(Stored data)
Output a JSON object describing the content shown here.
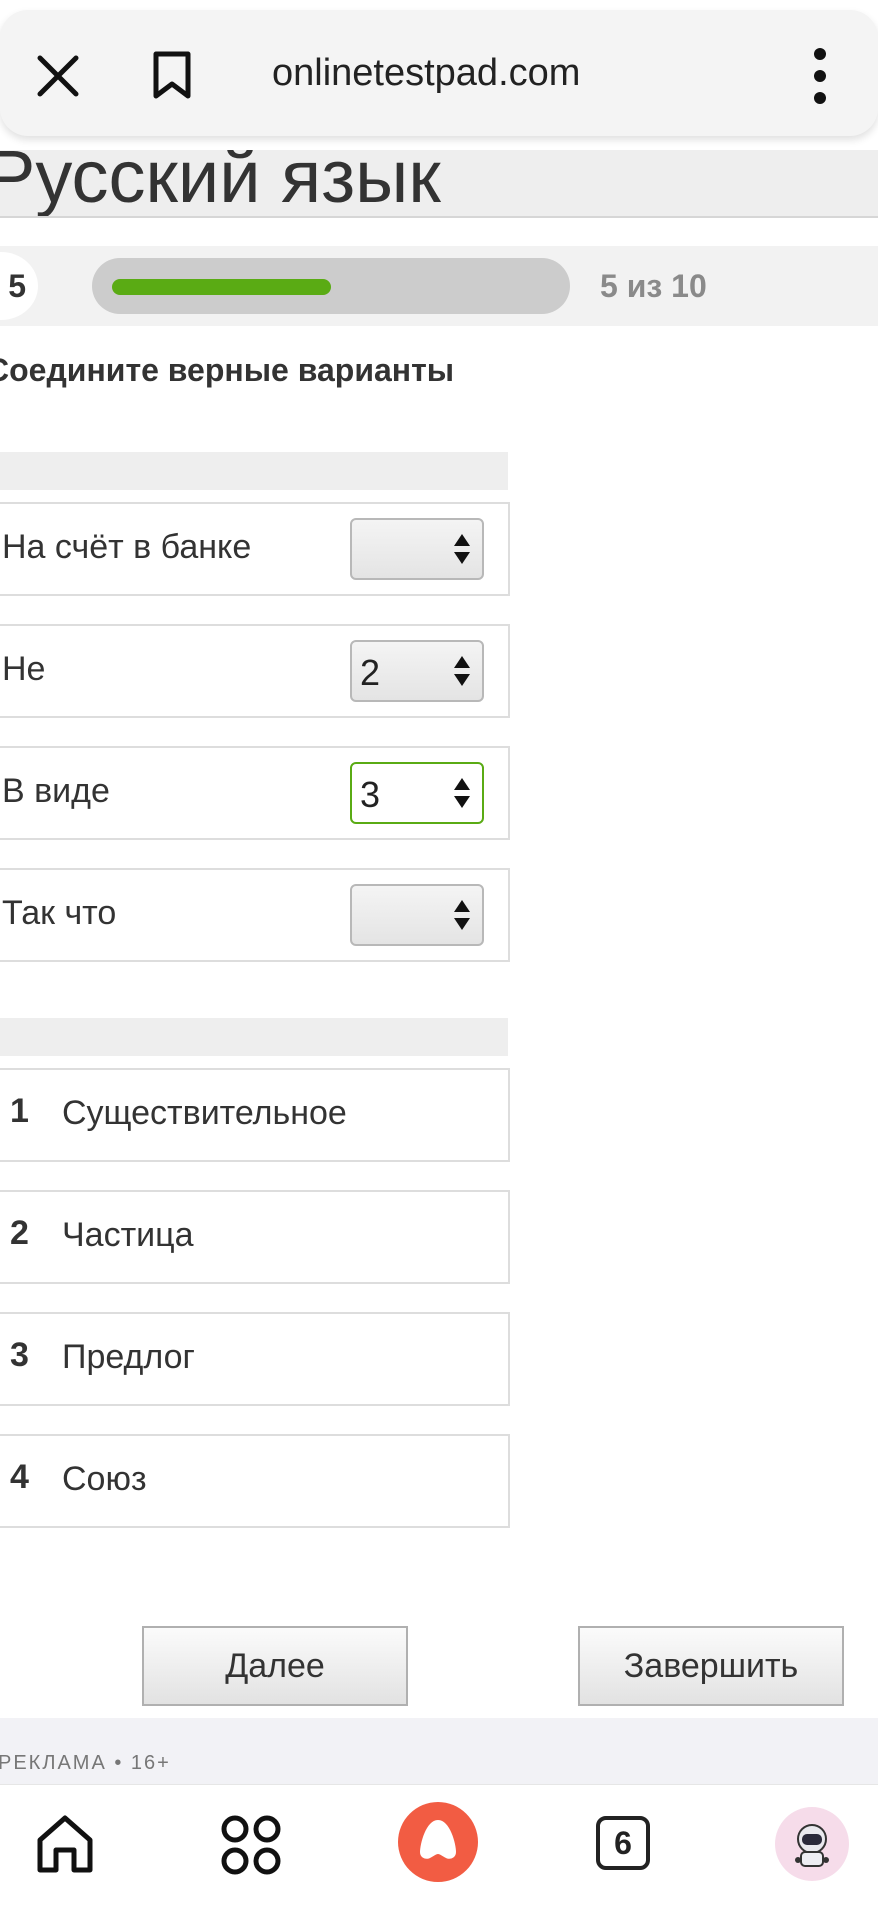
{
  "browser": {
    "url": "onlinetestpad.com",
    "close_icon": "close-icon",
    "bookmark_icon": "bookmark-icon",
    "menu_icon": "more-vertical-icon"
  },
  "page": {
    "title": "Русский язык"
  },
  "progress": {
    "current_number": "5",
    "text": "5 из 10",
    "fraction": 0.5,
    "color": "#5aab14"
  },
  "question": {
    "instruction": "Соедините верные варианты",
    "pairs": [
      {
        "label": "На счёт в банке",
        "value": ""
      },
      {
        "label": "Не",
        "value": "2"
      },
      {
        "label": "В виде",
        "value": "3"
      },
      {
        "label": "Так что",
        "value": ""
      }
    ],
    "options": [
      {
        "num": "1",
        "text": "Существительное"
      },
      {
        "num": "2",
        "text": "Частица"
      },
      {
        "num": "3",
        "text": "Предлог"
      },
      {
        "num": "4",
        "text": "Союз"
      }
    ]
  },
  "buttons": {
    "next": "Далее",
    "finish": "Завершить"
  },
  "ad": {
    "label": "РЕКЛАМА • 16+"
  },
  "bottom_nav": {
    "home_icon": "home-icon",
    "apps_icon": "apps-grid-icon",
    "assistant_icon": "alice-assistant-icon",
    "tabs_count": "6",
    "profile_icon": "astronaut-avatar-icon"
  }
}
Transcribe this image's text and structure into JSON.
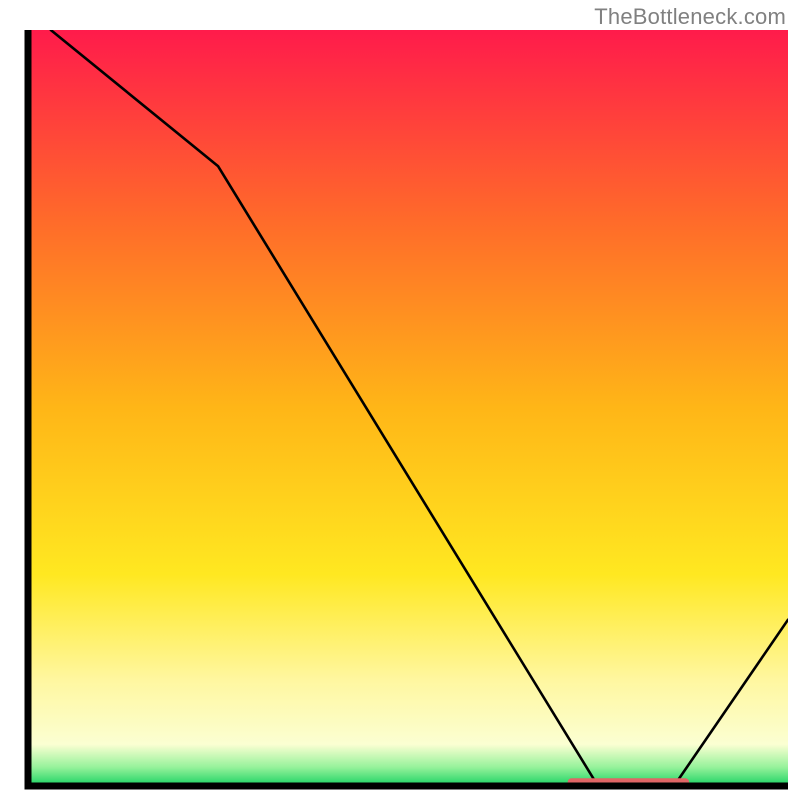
{
  "watermark": "TheBottleneck.com",
  "chart_data": {
    "type": "line",
    "title": "",
    "xlabel": "",
    "ylabel": "",
    "xlim": [
      0,
      100
    ],
    "ylim": [
      0,
      100
    ],
    "x": [
      3,
      25,
      75,
      85,
      100
    ],
    "values": [
      100,
      82,
      0,
      0,
      22
    ],
    "optimal_band": {
      "x_start": 71,
      "x_end": 87,
      "y": 0.5
    },
    "gradient_stops": [
      {
        "pos": 0.0,
        "color": "#ff1b4b"
      },
      {
        "pos": 0.25,
        "color": "#ff6a2a"
      },
      {
        "pos": 0.5,
        "color": "#ffb617"
      },
      {
        "pos": 0.72,
        "color": "#ffe821"
      },
      {
        "pos": 0.86,
        "color": "#fff7a0"
      },
      {
        "pos": 0.945,
        "color": "#fbffd2"
      },
      {
        "pos": 0.975,
        "color": "#97f29b"
      },
      {
        "pos": 1.0,
        "color": "#19d262"
      }
    ]
  },
  "plot": {
    "margin_left": 28,
    "margin_top": 30,
    "inner_width": 760,
    "inner_height": 756
  }
}
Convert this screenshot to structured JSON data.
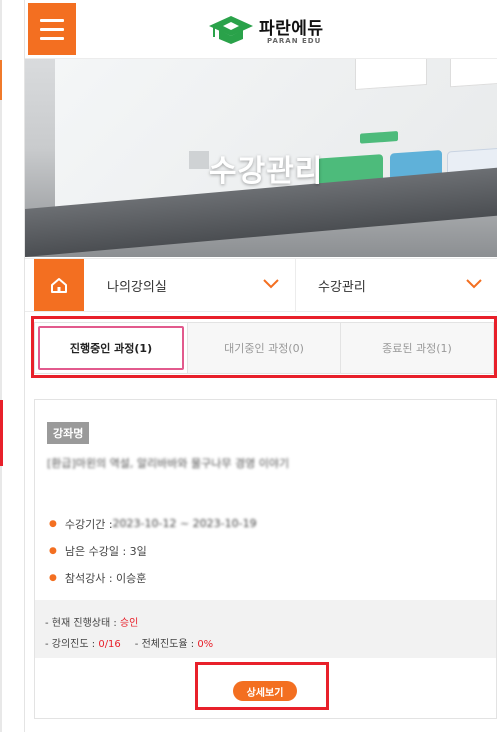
{
  "header": {
    "logo_text": "파란에듀",
    "logo_sub": "PARAN EDU"
  },
  "hero": {
    "title": "수강관리"
  },
  "nav": {
    "item1": "나의강의실",
    "item2": "수강관리"
  },
  "tabs": [
    {
      "label": "진행중인 과정(1)",
      "active": true
    },
    {
      "label": "대기중인 과정(0)",
      "active": false
    },
    {
      "label": "종료된 과정(1)",
      "active": false
    }
  ],
  "course": {
    "badge": "강좌명",
    "title": "[환급]마왼의 역설, 알리바바와 물구나무 경영 이야기",
    "period_label": "수강기간 : ",
    "period_value": "2023-10-12 ~ 2023-10-19",
    "remaining": "남은 수강일 : 3일",
    "instructor": "참석강사 : 이승훈",
    "status_label": "- 현재 진행상태 : ",
    "status_value": "승인",
    "progress_label": "- 강의진도 : ",
    "progress_value": "0/16",
    "overall_label": "- 전체진도율 : ",
    "overall_value": "0%",
    "detail_button": "상세보기"
  },
  "colors": {
    "accent": "#f36f21",
    "highlight": "#e8202a"
  }
}
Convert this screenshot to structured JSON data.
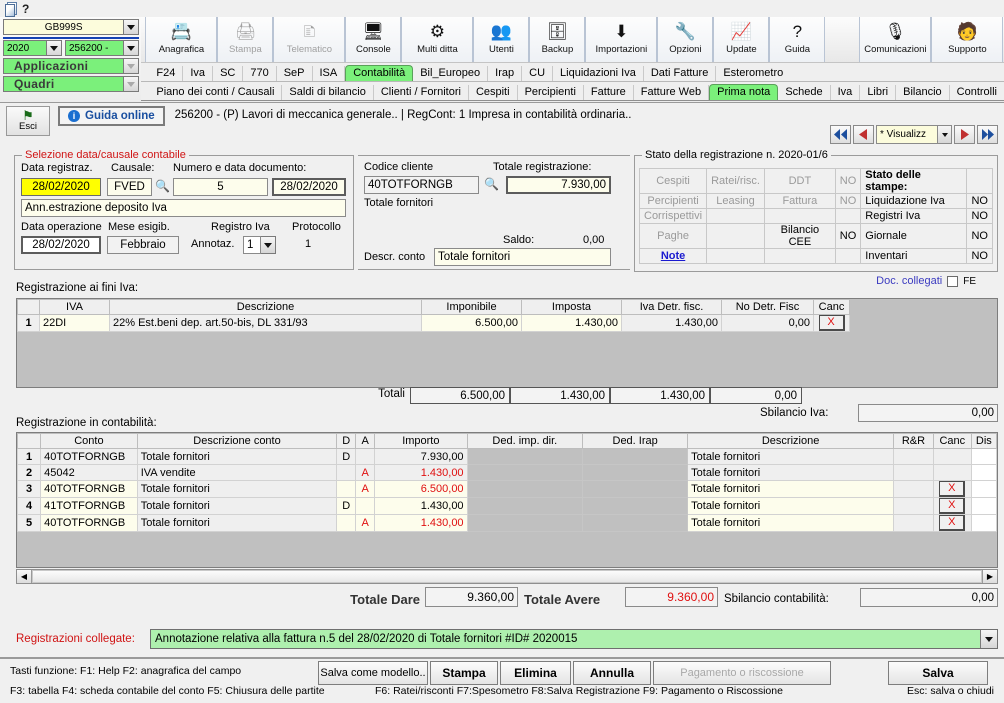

#### [Problem to work on]
Output every entry verbatim. Pictures do not belong in the copy.

#### [Task answer]
Output a JSON object describing the content shown here.
{
  "browser": {
    "url": "onlinetestpad.com",
    "close_icon": "close-icon",
    "bookmark_icon": "bookmark-icon",
    "menu_icon": "more-vertical-icon"
  },
  "page": {
    "title": "Русский язык"
  },
  "progress": {
    "current_number": "5",
    "text": "5 из 10",
    "fraction": 0.5,
    "color": "#5aab14"
  },
  "question": {
    "instruction": "Соедините верные варианты",
    "pairs": [
      {
        "label": "На счёт в банке",
        "value": ""
      },
      {
        "label": "Не",
        "value": "2"
      },
      {
        "label": "В виде",
        "value": "3"
      },
      {
        "label": "Так что",
        "value": ""
      }
    ],
    "options": [
      {
        "num": "1",
        "text": "Существительное"
      },
      {
        "num": "2",
        "text": "Частица"
      },
      {
        "num": "3",
        "text": "Предлог"
      },
      {
        "num": "4",
        "text": "Союз"
      }
    ]
  },
  "buttons": {
    "next": "Далее",
    "finish": "Завершить"
  },
  "ad": {
    "label": "РЕКЛАМА • 16+"
  },
  "bottom_nav": {
    "home_icon": "home-icon",
    "apps_icon": "apps-grid-icon",
    "assistant_icon": "alice-assistant-icon",
    "tabs_count": "6",
    "profile_icon": "astronaut-avatar-icon"
  }
}
Transcribe this image's text and structure into JSON.
{
  "watermark": "TheBottleneck.com",
  "chart_data": {
    "type": "line",
    "title": "",
    "xlabel": "",
    "ylabel": "",
    "xlim": [
      0,
      100
    ],
    "ylim": [
      0,
      100
    ],
    "x": [
      3,
      25,
      75,
      85,
      100
    ],
    "values": [
      100,
      82,
      0,
      0,
      22
    ],
    "optimal_band": {
      "x_start": 71,
      "x_end": 87,
      "y": 0.5
    },
    "gradient_stops": [
      {
        "pos": 0.0,
        "color": "#ff1b4b"
      },
      {
        "pos": 0.25,
        "color": "#ff6a2a"
      },
      {
        "pos": 0.5,
        "color": "#ffb617"
      },
      {
        "pos": 0.72,
        "color": "#ffe821"
      },
      {
        "pos": 0.86,
        "color": "#fff7a0"
      },
      {
        "pos": 0.945,
        "color": "#fbffd2"
      },
      {
        "pos": 0.975,
        "color": "#97f29b"
      },
      {
        "pos": 1.0,
        "color": "#19d262"
      }
    ]
  },
  "plot": {
    "margin_left": 28,
    "margin_top": 30,
    "inner_width": 760,
    "inner_height": 756
  }
}
Convert this screenshot to structured JSON data.
{
  "header": {
    "logo_text": "파란에듀",
    "logo_sub": "PARAN EDU"
  },
  "hero": {
    "title": "수강관리"
  },
  "nav": {
    "item1": "나의강의실",
    "item2": "수강관리"
  },
  "tabs": [
    {
      "label": "진행중인 과정(1)",
      "active": true
    },
    {
      "label": "대기중인 과정(0)",
      "active": false
    },
    {
      "label": "종료된 과정(1)",
      "active": false
    }
  ],
  "course": {
    "badge": "강좌명",
    "title": "[환급]마왼의 역설, 알리바바와 물구나무 경영 이야기",
    "period_label": "수강기간 : ",
    "period_value": "2023-10-12 ~ 2023-10-19",
    "remaining": "남은 수강일 : 3일",
    "instructor": "참석강사 : 이승훈",
    "status_label": "- 현재 진행상태 : ",
    "status_value": "승인",
    "progress_label": "- 강의진도 : ",
    "progress_value": "0/16",
    "overall_label": "- 전체진도율 : ",
    "overall_value": "0%",
    "detail_button": "상세보기"
  },
  "colors": {
    "accent": "#f36f21",
    "highlight": "#e8202a"
  }
}
Convert this screenshot to structured JSON data.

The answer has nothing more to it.